[Start of Input records]

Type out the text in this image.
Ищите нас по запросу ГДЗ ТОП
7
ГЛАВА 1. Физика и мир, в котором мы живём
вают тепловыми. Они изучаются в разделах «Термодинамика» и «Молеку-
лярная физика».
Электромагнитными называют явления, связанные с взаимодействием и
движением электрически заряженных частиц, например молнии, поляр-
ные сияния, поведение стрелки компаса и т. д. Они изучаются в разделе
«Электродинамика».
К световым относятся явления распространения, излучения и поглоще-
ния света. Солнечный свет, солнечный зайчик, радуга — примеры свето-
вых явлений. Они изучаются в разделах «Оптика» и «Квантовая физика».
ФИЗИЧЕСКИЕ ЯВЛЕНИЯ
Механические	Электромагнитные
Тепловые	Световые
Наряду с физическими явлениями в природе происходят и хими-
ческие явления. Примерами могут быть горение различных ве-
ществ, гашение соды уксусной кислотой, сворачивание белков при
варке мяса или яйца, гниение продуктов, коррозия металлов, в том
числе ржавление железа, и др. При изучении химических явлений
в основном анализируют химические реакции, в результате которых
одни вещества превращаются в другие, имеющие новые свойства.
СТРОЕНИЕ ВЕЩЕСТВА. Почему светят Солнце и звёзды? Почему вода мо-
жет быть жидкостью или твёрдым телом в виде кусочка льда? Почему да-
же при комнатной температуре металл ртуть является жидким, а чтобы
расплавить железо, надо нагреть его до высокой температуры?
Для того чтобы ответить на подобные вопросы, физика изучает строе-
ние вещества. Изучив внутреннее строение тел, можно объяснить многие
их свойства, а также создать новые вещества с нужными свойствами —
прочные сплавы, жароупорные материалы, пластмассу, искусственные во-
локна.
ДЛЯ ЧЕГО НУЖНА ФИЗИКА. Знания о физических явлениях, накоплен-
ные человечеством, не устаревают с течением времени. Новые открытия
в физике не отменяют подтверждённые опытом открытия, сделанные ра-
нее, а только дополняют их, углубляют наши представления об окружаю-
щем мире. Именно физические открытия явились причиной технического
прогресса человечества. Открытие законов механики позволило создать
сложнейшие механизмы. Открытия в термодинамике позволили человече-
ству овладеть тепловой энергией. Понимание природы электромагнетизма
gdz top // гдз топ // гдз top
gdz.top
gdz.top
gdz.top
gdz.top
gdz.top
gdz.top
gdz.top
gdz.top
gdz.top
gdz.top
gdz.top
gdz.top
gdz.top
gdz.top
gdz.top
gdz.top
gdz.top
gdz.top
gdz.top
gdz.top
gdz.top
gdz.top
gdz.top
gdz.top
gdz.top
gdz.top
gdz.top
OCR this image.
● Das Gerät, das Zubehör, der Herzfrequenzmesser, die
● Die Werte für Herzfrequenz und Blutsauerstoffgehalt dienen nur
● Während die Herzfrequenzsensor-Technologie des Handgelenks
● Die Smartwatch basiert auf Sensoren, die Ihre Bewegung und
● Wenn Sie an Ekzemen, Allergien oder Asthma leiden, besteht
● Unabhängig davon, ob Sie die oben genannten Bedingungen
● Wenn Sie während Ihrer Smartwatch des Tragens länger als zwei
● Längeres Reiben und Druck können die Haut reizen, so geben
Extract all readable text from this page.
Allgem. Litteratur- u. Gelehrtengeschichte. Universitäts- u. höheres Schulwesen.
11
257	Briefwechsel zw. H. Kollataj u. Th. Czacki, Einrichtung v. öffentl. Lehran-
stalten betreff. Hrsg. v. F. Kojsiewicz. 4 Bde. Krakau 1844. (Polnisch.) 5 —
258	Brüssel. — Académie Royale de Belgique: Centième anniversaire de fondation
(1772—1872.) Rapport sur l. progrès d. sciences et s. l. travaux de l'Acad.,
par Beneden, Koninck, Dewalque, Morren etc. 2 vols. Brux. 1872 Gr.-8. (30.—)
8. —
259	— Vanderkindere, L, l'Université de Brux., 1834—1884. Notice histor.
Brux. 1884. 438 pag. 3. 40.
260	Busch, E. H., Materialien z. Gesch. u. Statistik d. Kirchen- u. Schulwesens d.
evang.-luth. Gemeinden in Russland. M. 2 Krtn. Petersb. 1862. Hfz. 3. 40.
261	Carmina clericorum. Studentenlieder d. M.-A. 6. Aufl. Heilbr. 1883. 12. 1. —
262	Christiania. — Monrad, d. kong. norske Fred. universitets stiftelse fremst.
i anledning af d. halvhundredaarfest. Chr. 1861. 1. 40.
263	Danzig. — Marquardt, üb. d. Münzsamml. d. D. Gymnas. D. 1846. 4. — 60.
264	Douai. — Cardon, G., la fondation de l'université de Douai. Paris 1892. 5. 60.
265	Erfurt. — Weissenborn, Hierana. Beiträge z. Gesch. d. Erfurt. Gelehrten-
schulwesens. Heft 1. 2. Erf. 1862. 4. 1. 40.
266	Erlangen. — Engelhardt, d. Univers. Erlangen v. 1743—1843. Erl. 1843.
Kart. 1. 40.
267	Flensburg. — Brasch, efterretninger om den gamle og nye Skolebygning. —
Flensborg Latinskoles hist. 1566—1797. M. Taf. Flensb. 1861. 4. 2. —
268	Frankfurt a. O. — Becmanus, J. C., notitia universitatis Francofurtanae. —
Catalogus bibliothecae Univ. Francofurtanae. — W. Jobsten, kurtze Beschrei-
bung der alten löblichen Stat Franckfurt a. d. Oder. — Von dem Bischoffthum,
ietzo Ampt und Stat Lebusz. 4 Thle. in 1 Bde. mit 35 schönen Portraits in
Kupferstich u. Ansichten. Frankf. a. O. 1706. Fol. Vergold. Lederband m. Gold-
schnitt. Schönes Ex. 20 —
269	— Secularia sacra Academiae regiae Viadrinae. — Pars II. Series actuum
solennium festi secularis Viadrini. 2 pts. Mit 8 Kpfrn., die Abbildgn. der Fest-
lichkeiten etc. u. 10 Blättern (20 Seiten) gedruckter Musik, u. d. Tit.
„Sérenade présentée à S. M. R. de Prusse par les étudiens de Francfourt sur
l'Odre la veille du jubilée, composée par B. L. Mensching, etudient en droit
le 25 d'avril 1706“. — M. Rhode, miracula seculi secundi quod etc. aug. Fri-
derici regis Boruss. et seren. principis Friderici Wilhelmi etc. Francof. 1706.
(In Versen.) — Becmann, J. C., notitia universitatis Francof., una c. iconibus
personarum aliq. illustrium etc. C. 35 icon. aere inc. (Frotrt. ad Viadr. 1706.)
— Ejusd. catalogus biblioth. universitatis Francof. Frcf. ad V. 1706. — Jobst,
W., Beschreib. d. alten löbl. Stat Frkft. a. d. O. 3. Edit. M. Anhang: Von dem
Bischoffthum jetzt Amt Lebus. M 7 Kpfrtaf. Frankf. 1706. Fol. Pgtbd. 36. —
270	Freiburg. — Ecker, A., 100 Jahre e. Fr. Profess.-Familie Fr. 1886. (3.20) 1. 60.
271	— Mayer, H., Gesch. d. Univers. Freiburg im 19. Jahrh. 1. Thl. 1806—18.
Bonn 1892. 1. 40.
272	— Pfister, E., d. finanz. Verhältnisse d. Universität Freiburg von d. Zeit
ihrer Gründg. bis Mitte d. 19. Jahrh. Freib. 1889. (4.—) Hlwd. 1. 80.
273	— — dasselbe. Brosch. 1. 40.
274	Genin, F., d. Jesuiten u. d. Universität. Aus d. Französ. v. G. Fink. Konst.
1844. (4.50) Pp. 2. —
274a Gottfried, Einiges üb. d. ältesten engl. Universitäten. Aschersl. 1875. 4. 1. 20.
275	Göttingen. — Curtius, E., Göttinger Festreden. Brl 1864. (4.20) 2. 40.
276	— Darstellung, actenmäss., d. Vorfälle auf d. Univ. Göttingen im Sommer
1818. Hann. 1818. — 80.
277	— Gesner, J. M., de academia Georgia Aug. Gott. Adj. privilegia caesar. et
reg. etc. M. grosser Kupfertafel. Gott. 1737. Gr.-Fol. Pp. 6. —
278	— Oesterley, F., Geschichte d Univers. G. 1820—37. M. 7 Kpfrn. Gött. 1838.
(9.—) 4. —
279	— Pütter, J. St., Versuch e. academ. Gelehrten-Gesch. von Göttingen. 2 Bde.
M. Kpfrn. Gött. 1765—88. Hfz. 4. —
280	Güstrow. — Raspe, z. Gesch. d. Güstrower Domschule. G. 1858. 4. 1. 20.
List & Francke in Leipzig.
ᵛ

[End of Input records]

Instructions for the task:
Find every line with the word "Smartwatch" and state how many there are, with no other words.

Completed task:
2